Repeat, line for line, the entries printed below.

Start of AVAILABLE DATA

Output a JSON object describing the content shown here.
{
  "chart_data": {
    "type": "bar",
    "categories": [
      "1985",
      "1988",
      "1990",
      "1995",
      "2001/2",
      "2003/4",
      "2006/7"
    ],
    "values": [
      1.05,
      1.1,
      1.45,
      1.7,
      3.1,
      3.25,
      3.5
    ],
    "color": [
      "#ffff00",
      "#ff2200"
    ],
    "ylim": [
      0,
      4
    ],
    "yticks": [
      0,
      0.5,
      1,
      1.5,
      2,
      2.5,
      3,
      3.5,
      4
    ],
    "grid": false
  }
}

End of AVAILABLE DATA

FINISHED TASK:
Output a JSON object describing the content shown here.
{
  "chart_data": {
    "type": "bar",
    "categories": [
      "1985",
      "1988",
      "1990",
      "1995",
      "2001/2",
      "2003/4",
      "2006/7"
    ],
    "values": [
      1.05,
      1.1,
      1.45,
      1.7,
      3.1,
      3.25,
      3.5
    ],
    "color": [
      "#ffff00",
      "#ff2200"
    ],
    "ylim": [
      0,
      4
    ],
    "yticks": [
      0,
      0.5,
      1,
      1.5,
      2,
      2.5,
      3,
      3.5,
      4
    ],
    "grid": false
  }
}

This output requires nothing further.